### Task
The entries are to be returned exactly, with images left out.

### Data listing

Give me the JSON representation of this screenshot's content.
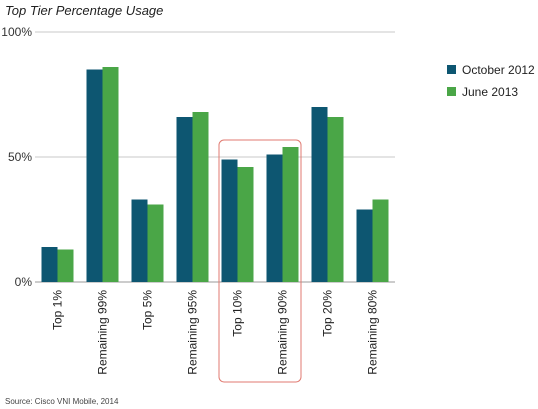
{
  "chart_data": {
    "type": "bar",
    "title": "Top Tier Percentage Usage",
    "categories": [
      "Top 1%",
      "Remaining 99%",
      "Top 5%",
      "Remaining 95%",
      "Top 10%",
      "Remaining 90%",
      "Top 20%",
      "Remaining 80%"
    ],
    "series": [
      {
        "name": "October 2012",
        "values": [
          14,
          85,
          33,
          66,
          49,
          51,
          70,
          29
        ],
        "color": "#0d5671"
      },
      {
        "name": "June 2013",
        "values": [
          13,
          86,
          31,
          68,
          46,
          54,
          66,
          33
        ],
        "color": "#4aa647"
      }
    ],
    "yticks": [
      "0%",
      "50%",
      "100%"
    ],
    "ylim": [
      0,
      100
    ],
    "grid": true,
    "legend_position": "right",
    "highlighted_categories": [
      "Top 10%",
      "Remaining 90%"
    ],
    "highlight_color": "#e07a70",
    "source": "Source: Cisco VNI Mobile, 2014"
  }
}
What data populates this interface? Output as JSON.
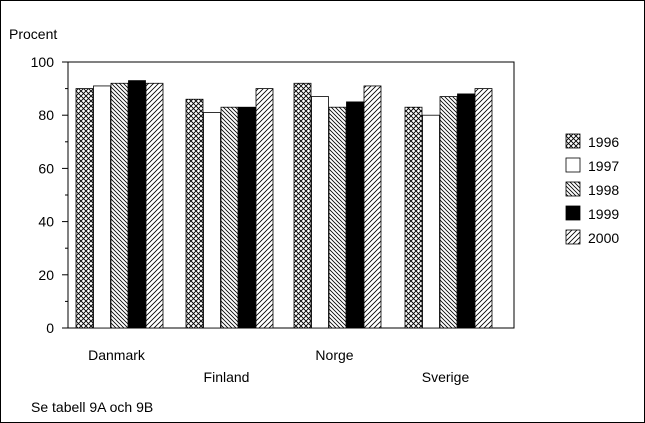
{
  "chart_data": {
    "type": "bar",
    "ylabel": "Procent",
    "ylim": [
      0,
      100
    ],
    "yticks": [
      0,
      20,
      40,
      60,
      80,
      100
    ],
    "categories": [
      "Danmark",
      "Finland",
      "Norge",
      "Sverige"
    ],
    "series": [
      {
        "name": "1996",
        "values": [
          90,
          86,
          92,
          83
        ],
        "pattern": "crosshatch"
      },
      {
        "name": "1997",
        "values": [
          91,
          81,
          87,
          80
        ],
        "pattern": "white"
      },
      {
        "name": "1998",
        "values": [
          92,
          83,
          83,
          87
        ],
        "pattern": "hatch-down"
      },
      {
        "name": "1999",
        "values": [
          93,
          83,
          85,
          88
        ],
        "pattern": "black"
      },
      {
        "name": "2000",
        "values": [
          92,
          90,
          91,
          90
        ],
        "pattern": "hatch-up"
      }
    ],
    "legend_position": "right",
    "grid": false
  },
  "footnote": "Se tabell 9A och 9B"
}
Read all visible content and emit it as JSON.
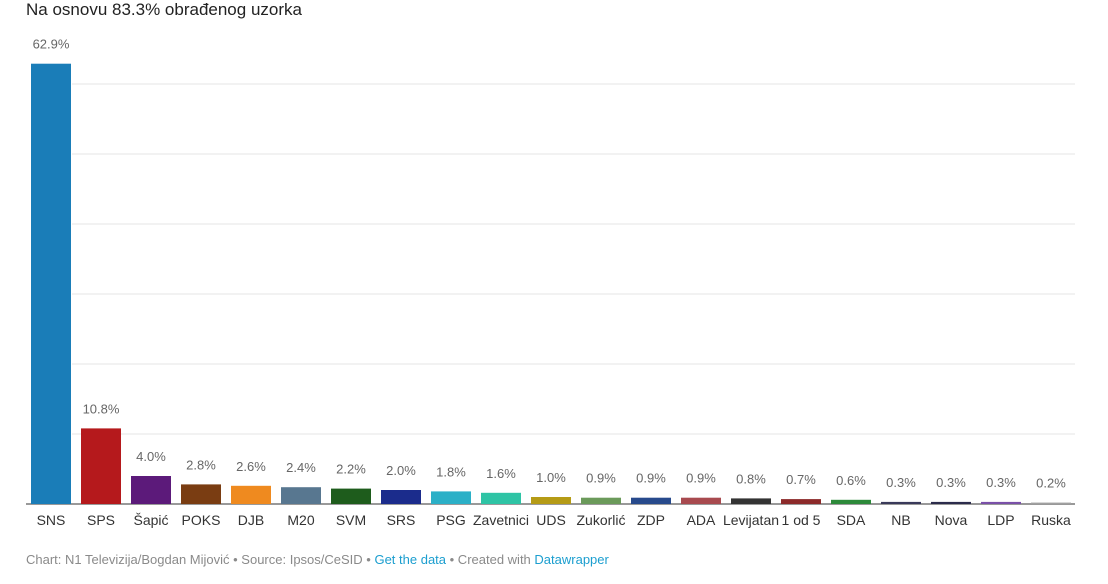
{
  "header": {
    "subtitle": "Na osnovu 83.3% obrađenog uzorka"
  },
  "chart_data": {
    "type": "bar",
    "categories": [
      "SNS",
      "SPS",
      "Šapić",
      "POKS",
      "DJB",
      "M20",
      "SVM",
      "SRS",
      "PSG",
      "Zavetnici",
      "UDS",
      "Zukorlić",
      "ZDP",
      "ADA",
      "Levijatan",
      "1 od 5",
      "SDA",
      "NB",
      "Nova",
      "LDP",
      "Ruska"
    ],
    "values": [
      62.9,
      10.8,
      4.0,
      2.8,
      2.6,
      2.4,
      2.2,
      2.0,
      1.8,
      1.6,
      1.0,
      0.9,
      0.9,
      0.9,
      0.8,
      0.7,
      0.6,
      0.3,
      0.3,
      0.3,
      0.2
    ],
    "value_labels": [
      "62.9%",
      "10.8%",
      "4.0%",
      "2.8%",
      "2.6%",
      "2.4%",
      "2.2%",
      "2.0%",
      "1.8%",
      "1.6%",
      "1.0%",
      "0.9%",
      "0.9%",
      "0.9%",
      "0.8%",
      "0.7%",
      "0.6%",
      "0.3%",
      "0.3%",
      "0.3%",
      "0.2%"
    ],
    "colors": [
      "#1a7db8",
      "#b5191c",
      "#5c1a7a",
      "#7a3d12",
      "#ef8a1f",
      "#587790",
      "#1e5c1c",
      "#1b2c8c",
      "#2bb0c7",
      "#2ec4a5",
      "#b59b16",
      "#6b9a5a",
      "#274a8c",
      "#a84a4f",
      "#333333",
      "#8c2a2a",
      "#2d8a3a",
      "#3a3a5a",
      "#2c2c4c",
      "#7a50a8",
      "#a0a0a0"
    ],
    "ylim": [
      0,
      63
    ],
    "gridlines": [
      0,
      10,
      20,
      30,
      40,
      50,
      60
    ],
    "grid": true,
    "title": "",
    "xlabel": "",
    "ylabel": ""
  },
  "footer": {
    "prefix": "Chart: N1 Televizija/Bogdan Mijović • Source: Ipsos/CeSID • ",
    "get_data": "Get the data",
    "middle": " • Created with ",
    "datawrapper": "Datawrapper"
  }
}
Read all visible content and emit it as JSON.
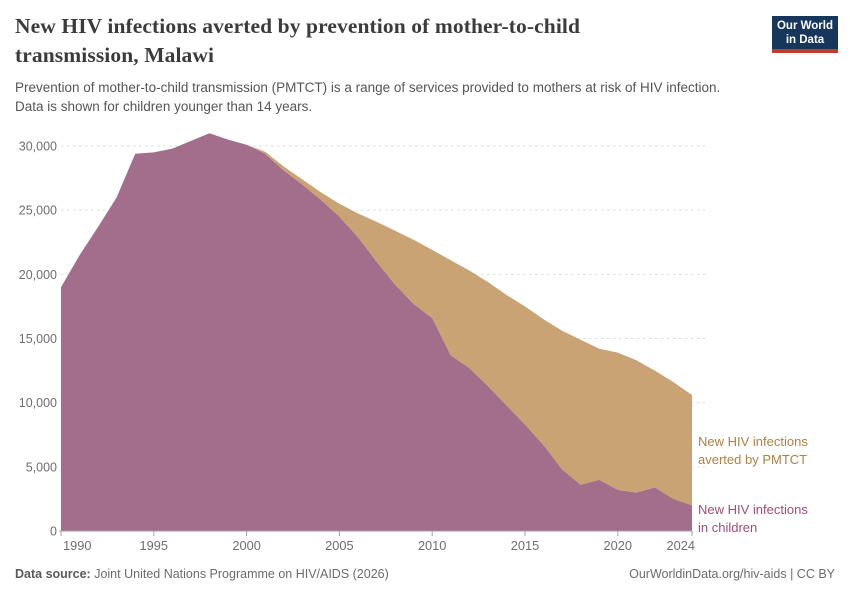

### Exercise answer
Give me the JSON representation of this screenshot's content.
{
  "chart_data": {
    "type": "bar",
    "title": "Top Tier Percentage Usage",
    "categories": [
      "Top 1%",
      "Remaining 99%",
      "Top 5%",
      "Remaining 95%",
      "Top 10%",
      "Remaining 90%",
      "Top 20%",
      "Remaining 80%"
    ],
    "series": [
      {
        "name": "October 2012",
        "values": [
          14,
          85,
          33,
          66,
          49,
          51,
          70,
          29
        ],
        "color": "#0d5671"
      },
      {
        "name": "June 2013",
        "values": [
          13,
          86,
          31,
          68,
          46,
          54,
          66,
          33
        ],
        "color": "#4aa647"
      }
    ],
    "yticks": [
      "0%",
      "50%",
      "100%"
    ],
    "ylim": [
      0,
      100
    ],
    "grid": true,
    "legend_position": "right",
    "highlighted_categories": [
      "Top 10%",
      "Remaining 90%"
    ],
    "highlight_color": "#e07a70",
    "source": "Source: Cisco VNI Mobile, 2014"
  }
}
What data populates this interface? Output as JSON.
{
  "chart_data": {
    "type": "bar",
    "ylabel": "Procent",
    "ylim": [
      0,
      100
    ],
    "yticks": [
      0,
      20,
      40,
      60,
      80,
      100
    ],
    "categories": [
      "Danmark",
      "Finland",
      "Norge",
      "Sverige"
    ],
    "series": [
      {
        "name": "1996",
        "values": [
          90,
          86,
          92,
          83
        ],
        "pattern": "crosshatch"
      },
      {
        "name": "1997",
        "values": [
          91,
          81,
          87,
          80
        ],
        "pattern": "white"
      },
      {
        "name": "1998",
        "values": [
          92,
          83,
          83,
          87
        ],
        "pattern": "hatch-down"
      },
      {
        "name": "1999",
        "values": [
          93,
          83,
          85,
          88
        ],
        "pattern": "black"
      },
      {
        "name": "2000",
        "values": [
          92,
          90,
          91,
          90
        ],
        "pattern": "hatch-up"
      }
    ],
    "legend_position": "right",
    "grid": false
  },
  "footnote": "Se tabell 9A och 9B"
}
Read all visible content and emit it as JSON.
{
  "header": {
    "subtitle": "Na osnovu 83.3% obrađenog uzorka"
  },
  "chart_data": {
    "type": "bar",
    "categories": [
      "SNS",
      "SPS",
      "Šapić",
      "POKS",
      "DJB",
      "M20",
      "SVM",
      "SRS",
      "PSG",
      "Zavetnici",
      "UDS",
      "Zukorlić",
      "ZDP",
      "ADA",
      "Levijatan",
      "1 od 5",
      "SDA",
      "NB",
      "Nova",
      "LDP",
      "Ruska"
    ],
    "values": [
      62.9,
      10.8,
      4.0,
      2.8,
      2.6,
      2.4,
      2.2,
      2.0,
      1.8,
      1.6,
      1.0,
      0.9,
      0.9,
      0.9,
      0.8,
      0.7,
      0.6,
      0.3,
      0.3,
      0.3,
      0.2
    ],
    "value_labels": [
      "62.9%",
      "10.8%",
      "4.0%",
      "2.8%",
      "2.6%",
      "2.4%",
      "2.2%",
      "2.0%",
      "1.8%",
      "1.6%",
      "1.0%",
      "0.9%",
      "0.9%",
      "0.9%",
      "0.8%",
      "0.7%",
      "0.6%",
      "0.3%",
      "0.3%",
      "0.3%",
      "0.2%"
    ],
    "colors": [
      "#1a7db8",
      "#b5191c",
      "#5c1a7a",
      "#7a3d12",
      "#ef8a1f",
      "#587790",
      "#1e5c1c",
      "#1b2c8c",
      "#2bb0c7",
      "#2ec4a5",
      "#b59b16",
      "#6b9a5a",
      "#274a8c",
      "#a84a4f",
      "#333333",
      "#8c2a2a",
      "#2d8a3a",
      "#3a3a5a",
      "#2c2c4c",
      "#7a50a8",
      "#a0a0a0"
    ],
    "ylim": [
      0,
      63
    ],
    "gridlines": [
      0,
      10,
      20,
      30,
      40,
      50,
      60
    ],
    "grid": true,
    "title": "",
    "xlabel": "",
    "ylabel": ""
  },
  "footer": {
    "prefix": "Chart: N1 Televizija/Bogdan Mijović • Source: Ipsos/CeSID • ",
    "get_data": "Get the data",
    "middle": " • Created with ",
    "datawrapper": "Datawrapper"
  }
}
Read all visible content and emit it as JSON.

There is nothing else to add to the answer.